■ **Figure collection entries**
***
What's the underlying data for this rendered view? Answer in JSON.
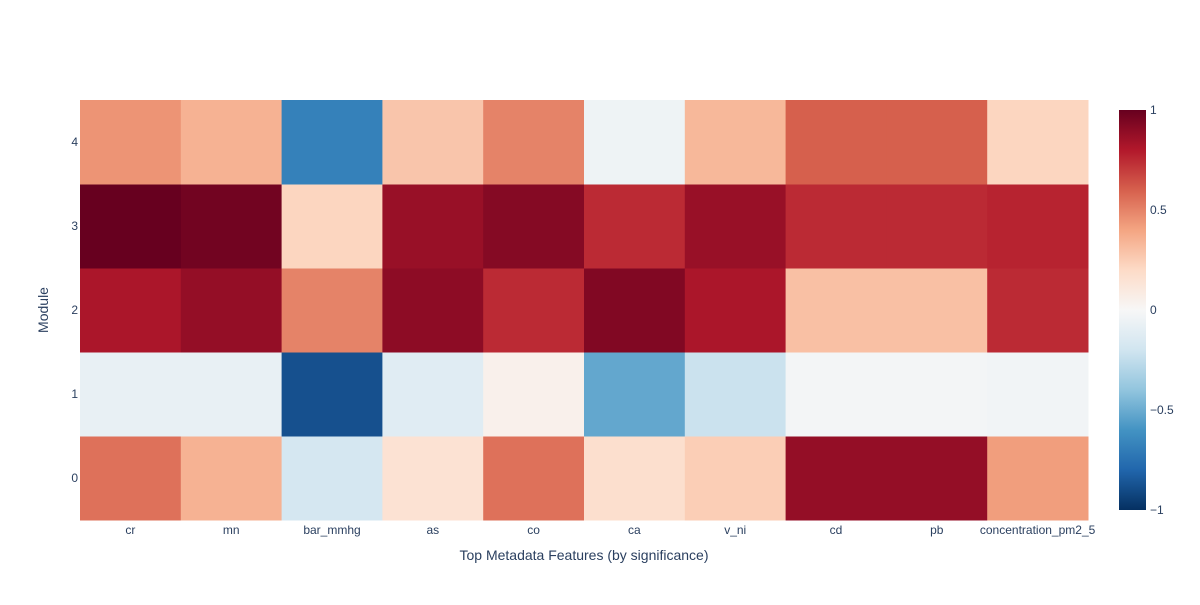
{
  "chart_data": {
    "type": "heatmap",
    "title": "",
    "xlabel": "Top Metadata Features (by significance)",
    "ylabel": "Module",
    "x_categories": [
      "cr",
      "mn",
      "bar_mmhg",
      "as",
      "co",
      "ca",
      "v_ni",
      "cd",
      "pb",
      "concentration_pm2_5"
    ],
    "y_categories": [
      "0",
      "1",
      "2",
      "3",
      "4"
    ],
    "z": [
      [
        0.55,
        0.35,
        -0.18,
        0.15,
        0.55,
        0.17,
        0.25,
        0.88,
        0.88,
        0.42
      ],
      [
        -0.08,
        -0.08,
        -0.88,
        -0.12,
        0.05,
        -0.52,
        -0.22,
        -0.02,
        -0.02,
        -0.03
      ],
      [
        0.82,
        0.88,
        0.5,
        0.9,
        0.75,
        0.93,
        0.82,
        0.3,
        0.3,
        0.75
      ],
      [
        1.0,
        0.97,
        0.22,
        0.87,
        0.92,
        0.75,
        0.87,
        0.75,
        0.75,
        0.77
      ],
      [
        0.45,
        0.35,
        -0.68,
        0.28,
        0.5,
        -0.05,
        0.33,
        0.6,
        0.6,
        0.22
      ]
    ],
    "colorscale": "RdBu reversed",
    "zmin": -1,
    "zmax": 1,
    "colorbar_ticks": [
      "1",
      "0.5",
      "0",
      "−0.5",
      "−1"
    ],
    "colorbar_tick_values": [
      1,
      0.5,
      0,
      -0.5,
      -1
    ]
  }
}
***
■ **Task**
Your copy should match the entries exactly, minus the pictures.

■ **Task output**
What's the underlying data for this rendered view? Answer in JSON.
{
  "chart_data": {
    "type": "heatmap",
    "title": "",
    "xlabel": "Top Metadata Features (by significance)",
    "ylabel": "Module",
    "x_categories": [
      "cr",
      "mn",
      "bar_mmhg",
      "as",
      "co",
      "ca",
      "v_ni",
      "cd",
      "pb",
      "concentration_pm2_5"
    ],
    "y_categories": [
      "0",
      "1",
      "2",
      "3",
      "4"
    ],
    "z": [
      [
        0.55,
        0.35,
        -0.18,
        0.15,
        0.55,
        0.17,
        0.25,
        0.88,
        0.88,
        0.42
      ],
      [
        -0.08,
        -0.08,
        -0.88,
        -0.12,
        0.05,
        -0.52,
        -0.22,
        -0.02,
        -0.02,
        -0.03
      ],
      [
        0.82,
        0.88,
        0.5,
        0.9,
        0.75,
        0.93,
        0.82,
        0.3,
        0.3,
        0.75
      ],
      [
        1.0,
        0.97,
        0.22,
        0.87,
        0.92,
        0.75,
        0.87,
        0.75,
        0.75,
        0.77
      ],
      [
        0.45,
        0.35,
        -0.68,
        0.28,
        0.5,
        -0.05,
        0.33,
        0.6,
        0.6,
        0.22
      ]
    ],
    "colorscale": "RdBu reversed",
    "zmin": -1,
    "zmax": 1,
    "colorbar_ticks": [
      "1",
      "0.5",
      "0",
      "−0.5",
      "−1"
    ],
    "colorbar_tick_values": [
      1,
      0.5,
      0,
      -0.5,
      -1
    ]
  }
}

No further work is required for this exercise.